RECORDS FOR THIS TASK:
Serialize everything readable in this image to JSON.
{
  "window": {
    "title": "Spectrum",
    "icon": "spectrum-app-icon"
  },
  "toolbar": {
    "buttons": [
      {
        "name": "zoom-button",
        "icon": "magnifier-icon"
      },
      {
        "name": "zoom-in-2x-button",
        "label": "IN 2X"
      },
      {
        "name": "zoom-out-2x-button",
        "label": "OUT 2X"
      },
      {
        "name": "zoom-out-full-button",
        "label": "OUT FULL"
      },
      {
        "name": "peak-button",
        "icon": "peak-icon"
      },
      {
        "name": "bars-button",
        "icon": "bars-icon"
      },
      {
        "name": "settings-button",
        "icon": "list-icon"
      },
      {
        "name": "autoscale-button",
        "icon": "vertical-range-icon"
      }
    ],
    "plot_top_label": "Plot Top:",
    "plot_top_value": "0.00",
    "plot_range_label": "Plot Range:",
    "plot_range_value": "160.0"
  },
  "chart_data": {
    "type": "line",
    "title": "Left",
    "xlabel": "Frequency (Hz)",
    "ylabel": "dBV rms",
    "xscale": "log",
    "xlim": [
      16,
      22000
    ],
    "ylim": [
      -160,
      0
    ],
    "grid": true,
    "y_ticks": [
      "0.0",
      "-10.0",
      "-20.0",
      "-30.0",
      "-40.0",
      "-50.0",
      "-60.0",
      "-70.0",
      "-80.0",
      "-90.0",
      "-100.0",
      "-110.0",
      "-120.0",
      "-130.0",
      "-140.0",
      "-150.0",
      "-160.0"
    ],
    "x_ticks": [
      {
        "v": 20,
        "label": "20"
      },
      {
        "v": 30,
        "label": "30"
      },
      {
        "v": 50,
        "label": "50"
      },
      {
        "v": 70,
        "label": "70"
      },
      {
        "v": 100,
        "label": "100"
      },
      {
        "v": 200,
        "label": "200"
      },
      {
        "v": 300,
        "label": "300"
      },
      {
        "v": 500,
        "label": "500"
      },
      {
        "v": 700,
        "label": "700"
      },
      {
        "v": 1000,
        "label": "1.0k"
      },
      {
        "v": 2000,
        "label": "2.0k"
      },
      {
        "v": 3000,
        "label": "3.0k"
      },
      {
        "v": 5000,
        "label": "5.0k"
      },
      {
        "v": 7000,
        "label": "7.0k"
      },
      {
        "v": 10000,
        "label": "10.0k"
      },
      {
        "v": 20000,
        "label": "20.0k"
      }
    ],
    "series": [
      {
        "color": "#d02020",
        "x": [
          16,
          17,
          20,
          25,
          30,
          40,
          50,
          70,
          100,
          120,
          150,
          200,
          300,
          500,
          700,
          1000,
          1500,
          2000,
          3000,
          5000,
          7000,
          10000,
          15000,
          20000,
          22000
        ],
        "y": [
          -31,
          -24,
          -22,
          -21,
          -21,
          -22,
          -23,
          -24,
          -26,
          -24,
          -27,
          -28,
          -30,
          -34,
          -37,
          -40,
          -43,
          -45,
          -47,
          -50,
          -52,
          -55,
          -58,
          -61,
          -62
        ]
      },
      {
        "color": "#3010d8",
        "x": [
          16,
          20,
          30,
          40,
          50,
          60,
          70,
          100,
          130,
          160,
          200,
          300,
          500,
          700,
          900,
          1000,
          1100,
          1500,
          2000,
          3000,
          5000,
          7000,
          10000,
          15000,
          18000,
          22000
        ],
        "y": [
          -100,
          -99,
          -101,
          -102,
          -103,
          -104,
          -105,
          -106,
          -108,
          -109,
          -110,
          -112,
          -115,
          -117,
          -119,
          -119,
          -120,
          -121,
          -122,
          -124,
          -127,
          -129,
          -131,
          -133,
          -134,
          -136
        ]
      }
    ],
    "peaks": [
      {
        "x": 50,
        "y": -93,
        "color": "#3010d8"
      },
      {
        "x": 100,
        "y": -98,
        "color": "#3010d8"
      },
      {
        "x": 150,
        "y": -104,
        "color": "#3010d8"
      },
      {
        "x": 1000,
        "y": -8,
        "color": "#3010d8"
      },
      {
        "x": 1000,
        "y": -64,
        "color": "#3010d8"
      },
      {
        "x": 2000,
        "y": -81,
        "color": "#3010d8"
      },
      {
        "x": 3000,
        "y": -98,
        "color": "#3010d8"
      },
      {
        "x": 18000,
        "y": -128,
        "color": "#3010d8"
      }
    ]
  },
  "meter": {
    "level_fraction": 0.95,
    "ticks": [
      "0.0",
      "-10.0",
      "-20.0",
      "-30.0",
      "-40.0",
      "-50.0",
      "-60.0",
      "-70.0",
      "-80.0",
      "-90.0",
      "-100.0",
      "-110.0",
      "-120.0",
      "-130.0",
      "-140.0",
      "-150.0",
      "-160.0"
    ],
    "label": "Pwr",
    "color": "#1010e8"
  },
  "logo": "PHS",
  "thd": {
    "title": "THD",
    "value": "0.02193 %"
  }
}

OBJECTIVE: Repeat the entries above exactly, leaving nothing out.

SOLVED PROBLEM:
Serialize everything readable in this image to JSON.
{
  "window": {
    "title": "Spectrum",
    "icon": "spectrum-app-icon"
  },
  "toolbar": {
    "buttons": [
      {
        "name": "zoom-button",
        "icon": "magnifier-icon"
      },
      {
        "name": "zoom-in-2x-button",
        "label": "IN 2X"
      },
      {
        "name": "zoom-out-2x-button",
        "label": "OUT 2X"
      },
      {
        "name": "zoom-out-full-button",
        "label": "OUT FULL"
      },
      {
        "name": "peak-button",
        "icon": "peak-icon"
      },
      {
        "name": "bars-button",
        "icon": "bars-icon"
      },
      {
        "name": "settings-button",
        "icon": "list-icon"
      },
      {
        "name": "autoscale-button",
        "icon": "vertical-range-icon"
      }
    ],
    "plot_top_label": "Plot Top:",
    "plot_top_value": "0.00",
    "plot_range_label": "Plot Range:",
    "plot_range_value": "160.0"
  },
  "chart_data": {
    "type": "line",
    "title": "Left",
    "xlabel": "Frequency (Hz)",
    "ylabel": "dBV rms",
    "xscale": "log",
    "xlim": [
      16,
      22000
    ],
    "ylim": [
      -160,
      0
    ],
    "grid": true,
    "y_ticks": [
      "0.0",
      "-10.0",
      "-20.0",
      "-30.0",
      "-40.0",
      "-50.0",
      "-60.0",
      "-70.0",
      "-80.0",
      "-90.0",
      "-100.0",
      "-110.0",
      "-120.0",
      "-130.0",
      "-140.0",
      "-150.0",
      "-160.0"
    ],
    "x_ticks": [
      {
        "v": 20,
        "label": "20"
      },
      {
        "v": 30,
        "label": "30"
      },
      {
        "v": 50,
        "label": "50"
      },
      {
        "v": 70,
        "label": "70"
      },
      {
        "v": 100,
        "label": "100"
      },
      {
        "v": 200,
        "label": "200"
      },
      {
        "v": 300,
        "label": "300"
      },
      {
        "v": 500,
        "label": "500"
      },
      {
        "v": 700,
        "label": "700"
      },
      {
        "v": 1000,
        "label": "1.0k"
      },
      {
        "v": 2000,
        "label": "2.0k"
      },
      {
        "v": 3000,
        "label": "3.0k"
      },
      {
        "v": 5000,
        "label": "5.0k"
      },
      {
        "v": 7000,
        "label": "7.0k"
      },
      {
        "v": 10000,
        "label": "10.0k"
      },
      {
        "v": 20000,
        "label": "20.0k"
      }
    ],
    "series": [
      {
        "color": "#d02020",
        "x": [
          16,
          17,
          20,
          25,
          30,
          40,
          50,
          70,
          100,
          120,
          150,
          200,
          300,
          500,
          700,
          1000,
          1500,
          2000,
          3000,
          5000,
          7000,
          10000,
          15000,
          20000,
          22000
        ],
        "y": [
          -31,
          -24,
          -22,
          -21,
          -21,
          -22,
          -23,
          -24,
          -26,
          -24,
          -27,
          -28,
          -30,
          -34,
          -37,
          -40,
          -43,
          -45,
          -47,
          -50,
          -52,
          -55,
          -58,
          -61,
          -62
        ]
      },
      {
        "color": "#3010d8",
        "x": [
          16,
          20,
          30,
          40,
          50,
          60,
          70,
          100,
          130,
          160,
          200,
          300,
          500,
          700,
          900,
          1000,
          1100,
          1500,
          2000,
          3000,
          5000,
          7000,
          10000,
          15000,
          18000,
          22000
        ],
        "y": [
          -100,
          -99,
          -101,
          -102,
          -103,
          -104,
          -105,
          -106,
          -108,
          -109,
          -110,
          -112,
          -115,
          -117,
          -119,
          -119,
          -120,
          -121,
          -122,
          -124,
          -127,
          -129,
          -131,
          -133,
          -134,
          -136
        ]
      }
    ],
    "peaks": [
      {
        "x": 50,
        "y": -93,
        "color": "#3010d8"
      },
      {
        "x": 100,
        "y": -98,
        "color": "#3010d8"
      },
      {
        "x": 150,
        "y": -104,
        "color": "#3010d8"
      },
      {
        "x": 1000,
        "y": -8,
        "color": "#3010d8"
      },
      {
        "x": 1000,
        "y": -64,
        "color": "#3010d8"
      },
      {
        "x": 2000,
        "y": -81,
        "color": "#3010d8"
      },
      {
        "x": 3000,
        "y": -98,
        "color": "#3010d8"
      },
      {
        "x": 18000,
        "y": -128,
        "color": "#3010d8"
      }
    ]
  },
  "meter": {
    "level_fraction": 0.95,
    "ticks": [
      "0.0",
      "-10.0",
      "-20.0",
      "-30.0",
      "-40.0",
      "-50.0",
      "-60.0",
      "-70.0",
      "-80.0",
      "-90.0",
      "-100.0",
      "-110.0",
      "-120.0",
      "-130.0",
      "-140.0",
      "-150.0",
      "-160.0"
    ],
    "label": "Pwr",
    "color": "#1010e8"
  },
  "logo": "PHS",
  "thd": {
    "title": "THD",
    "value": "0.02193 %"
  }
}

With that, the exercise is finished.